[Begin]
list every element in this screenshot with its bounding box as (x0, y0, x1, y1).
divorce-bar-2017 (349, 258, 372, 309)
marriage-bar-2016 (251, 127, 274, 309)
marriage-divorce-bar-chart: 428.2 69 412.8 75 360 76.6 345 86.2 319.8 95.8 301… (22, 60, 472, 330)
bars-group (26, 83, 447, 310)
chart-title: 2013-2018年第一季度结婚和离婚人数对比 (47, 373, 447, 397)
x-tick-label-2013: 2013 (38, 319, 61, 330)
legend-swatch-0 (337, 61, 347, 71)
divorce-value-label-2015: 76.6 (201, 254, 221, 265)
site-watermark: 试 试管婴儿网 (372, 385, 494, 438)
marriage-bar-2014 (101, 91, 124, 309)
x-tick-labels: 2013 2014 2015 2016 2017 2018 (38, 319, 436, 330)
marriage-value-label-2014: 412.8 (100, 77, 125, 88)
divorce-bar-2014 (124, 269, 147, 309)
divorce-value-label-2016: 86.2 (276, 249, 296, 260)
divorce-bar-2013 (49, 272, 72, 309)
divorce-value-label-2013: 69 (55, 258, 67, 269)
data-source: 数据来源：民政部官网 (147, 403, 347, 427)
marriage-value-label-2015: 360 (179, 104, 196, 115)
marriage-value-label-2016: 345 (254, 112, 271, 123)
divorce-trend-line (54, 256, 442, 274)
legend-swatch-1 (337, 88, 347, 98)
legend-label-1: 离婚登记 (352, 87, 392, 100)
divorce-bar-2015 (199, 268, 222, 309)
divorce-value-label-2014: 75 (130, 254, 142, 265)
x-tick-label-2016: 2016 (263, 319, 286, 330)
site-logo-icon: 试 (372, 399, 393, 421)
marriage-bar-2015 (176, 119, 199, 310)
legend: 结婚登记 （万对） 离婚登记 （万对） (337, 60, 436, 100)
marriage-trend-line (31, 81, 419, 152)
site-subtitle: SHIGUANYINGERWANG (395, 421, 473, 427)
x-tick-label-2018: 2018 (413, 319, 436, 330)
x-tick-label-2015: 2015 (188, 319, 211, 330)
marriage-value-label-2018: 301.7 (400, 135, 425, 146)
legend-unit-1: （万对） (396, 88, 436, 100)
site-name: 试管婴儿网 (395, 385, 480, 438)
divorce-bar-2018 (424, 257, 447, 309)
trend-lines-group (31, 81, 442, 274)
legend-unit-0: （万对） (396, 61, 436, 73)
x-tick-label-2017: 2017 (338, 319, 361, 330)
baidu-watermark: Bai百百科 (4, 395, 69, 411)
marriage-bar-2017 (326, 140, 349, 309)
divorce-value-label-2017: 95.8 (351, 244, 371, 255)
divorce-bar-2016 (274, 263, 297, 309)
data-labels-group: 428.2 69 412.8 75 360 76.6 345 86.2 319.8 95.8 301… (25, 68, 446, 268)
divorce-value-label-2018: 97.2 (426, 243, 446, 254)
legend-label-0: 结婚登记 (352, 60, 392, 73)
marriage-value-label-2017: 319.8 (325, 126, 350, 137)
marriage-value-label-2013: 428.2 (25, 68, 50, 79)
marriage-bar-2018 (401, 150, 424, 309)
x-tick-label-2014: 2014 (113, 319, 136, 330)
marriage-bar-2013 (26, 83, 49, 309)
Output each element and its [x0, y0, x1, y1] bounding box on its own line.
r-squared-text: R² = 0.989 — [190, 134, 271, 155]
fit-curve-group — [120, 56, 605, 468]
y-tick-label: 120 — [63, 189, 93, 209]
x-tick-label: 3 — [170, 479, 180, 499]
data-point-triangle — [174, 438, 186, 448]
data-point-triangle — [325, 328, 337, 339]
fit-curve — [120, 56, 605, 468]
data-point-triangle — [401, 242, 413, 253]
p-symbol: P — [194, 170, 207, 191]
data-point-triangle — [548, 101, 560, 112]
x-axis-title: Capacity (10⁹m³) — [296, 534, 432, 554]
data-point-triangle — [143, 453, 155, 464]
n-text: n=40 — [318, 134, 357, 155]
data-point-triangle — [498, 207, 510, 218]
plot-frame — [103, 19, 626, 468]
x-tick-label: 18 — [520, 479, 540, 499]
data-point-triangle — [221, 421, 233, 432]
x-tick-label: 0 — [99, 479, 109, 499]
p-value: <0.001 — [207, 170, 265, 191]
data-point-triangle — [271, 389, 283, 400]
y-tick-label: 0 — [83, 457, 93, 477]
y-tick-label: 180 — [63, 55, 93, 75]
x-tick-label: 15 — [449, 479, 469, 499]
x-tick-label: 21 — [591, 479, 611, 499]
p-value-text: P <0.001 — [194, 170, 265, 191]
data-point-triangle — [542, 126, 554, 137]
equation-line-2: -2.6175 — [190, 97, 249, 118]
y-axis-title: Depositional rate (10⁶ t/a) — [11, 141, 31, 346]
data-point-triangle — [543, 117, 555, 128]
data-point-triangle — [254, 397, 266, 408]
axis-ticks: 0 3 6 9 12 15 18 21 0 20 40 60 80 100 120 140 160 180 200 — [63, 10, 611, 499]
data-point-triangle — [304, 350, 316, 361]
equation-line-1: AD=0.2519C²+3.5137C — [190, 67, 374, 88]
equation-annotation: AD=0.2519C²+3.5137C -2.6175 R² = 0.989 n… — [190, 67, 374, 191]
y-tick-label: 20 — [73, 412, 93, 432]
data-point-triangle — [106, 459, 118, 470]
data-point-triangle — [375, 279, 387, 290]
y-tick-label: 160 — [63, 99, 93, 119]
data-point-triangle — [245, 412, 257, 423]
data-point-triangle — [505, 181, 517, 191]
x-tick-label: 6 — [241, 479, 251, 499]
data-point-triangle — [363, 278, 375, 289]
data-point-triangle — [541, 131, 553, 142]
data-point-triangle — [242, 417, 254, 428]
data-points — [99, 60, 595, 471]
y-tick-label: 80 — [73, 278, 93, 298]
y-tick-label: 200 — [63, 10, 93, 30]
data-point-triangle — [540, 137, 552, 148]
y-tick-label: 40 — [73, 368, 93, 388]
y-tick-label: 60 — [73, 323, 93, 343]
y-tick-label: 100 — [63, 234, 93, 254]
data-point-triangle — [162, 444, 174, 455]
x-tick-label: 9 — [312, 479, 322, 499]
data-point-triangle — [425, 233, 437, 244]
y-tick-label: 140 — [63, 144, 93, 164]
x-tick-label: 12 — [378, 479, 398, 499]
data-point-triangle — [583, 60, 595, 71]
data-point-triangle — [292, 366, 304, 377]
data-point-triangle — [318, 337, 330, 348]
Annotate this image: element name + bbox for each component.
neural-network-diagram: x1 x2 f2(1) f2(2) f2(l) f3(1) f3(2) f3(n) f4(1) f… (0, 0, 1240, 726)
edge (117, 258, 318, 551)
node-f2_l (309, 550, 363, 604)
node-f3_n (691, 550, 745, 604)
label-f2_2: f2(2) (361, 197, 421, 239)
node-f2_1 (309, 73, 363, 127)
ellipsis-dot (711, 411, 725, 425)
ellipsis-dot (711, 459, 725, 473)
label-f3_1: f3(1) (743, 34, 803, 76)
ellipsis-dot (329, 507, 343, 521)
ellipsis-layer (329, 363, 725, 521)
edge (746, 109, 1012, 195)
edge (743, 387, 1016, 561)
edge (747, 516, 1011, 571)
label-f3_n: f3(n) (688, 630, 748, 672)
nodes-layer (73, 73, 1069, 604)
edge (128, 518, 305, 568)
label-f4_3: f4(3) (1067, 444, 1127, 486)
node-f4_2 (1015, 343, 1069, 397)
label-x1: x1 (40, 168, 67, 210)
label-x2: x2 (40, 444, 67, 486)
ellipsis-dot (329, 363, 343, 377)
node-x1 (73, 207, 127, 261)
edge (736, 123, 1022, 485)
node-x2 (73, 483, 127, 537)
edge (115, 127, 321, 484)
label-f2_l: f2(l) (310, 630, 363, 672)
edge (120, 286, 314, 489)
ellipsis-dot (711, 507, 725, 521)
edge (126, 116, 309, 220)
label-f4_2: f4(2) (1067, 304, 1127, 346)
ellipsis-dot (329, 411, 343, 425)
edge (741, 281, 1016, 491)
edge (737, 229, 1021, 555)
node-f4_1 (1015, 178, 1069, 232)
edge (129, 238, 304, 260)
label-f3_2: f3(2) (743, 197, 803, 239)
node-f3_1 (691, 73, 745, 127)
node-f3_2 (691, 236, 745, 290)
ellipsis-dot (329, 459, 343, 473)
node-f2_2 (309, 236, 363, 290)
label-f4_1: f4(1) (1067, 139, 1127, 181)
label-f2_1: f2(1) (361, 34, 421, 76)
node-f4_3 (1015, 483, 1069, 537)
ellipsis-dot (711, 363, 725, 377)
[End]
Arrange the records as a numbered list, starting from the first line and going on through the line that contains "x-tick-label-2013: 2013 (38, 319, 61, 330)". Leave out any blank lines.

▶ **Response to the task**
1. list every element in this screenshot with its bounding box as (x0, y0, x1, y1).
2. divorce-bar-2017 (349, 258, 372, 309)
3. marriage-bar-2016 (251, 127, 274, 309)
4. marriage-divorce-bar-chart: 428.2 69 412.8 75 360 76.6 345 86.2 319.8 95.8 301… (22, 60, 472, 330)
5. bars-group (26, 83, 447, 310)
6. chart-title: 2013-2018年第一季度结婚和离婚人数对比 (47, 373, 447, 397)
7. x-tick-label-2013: 2013 (38, 319, 61, 330)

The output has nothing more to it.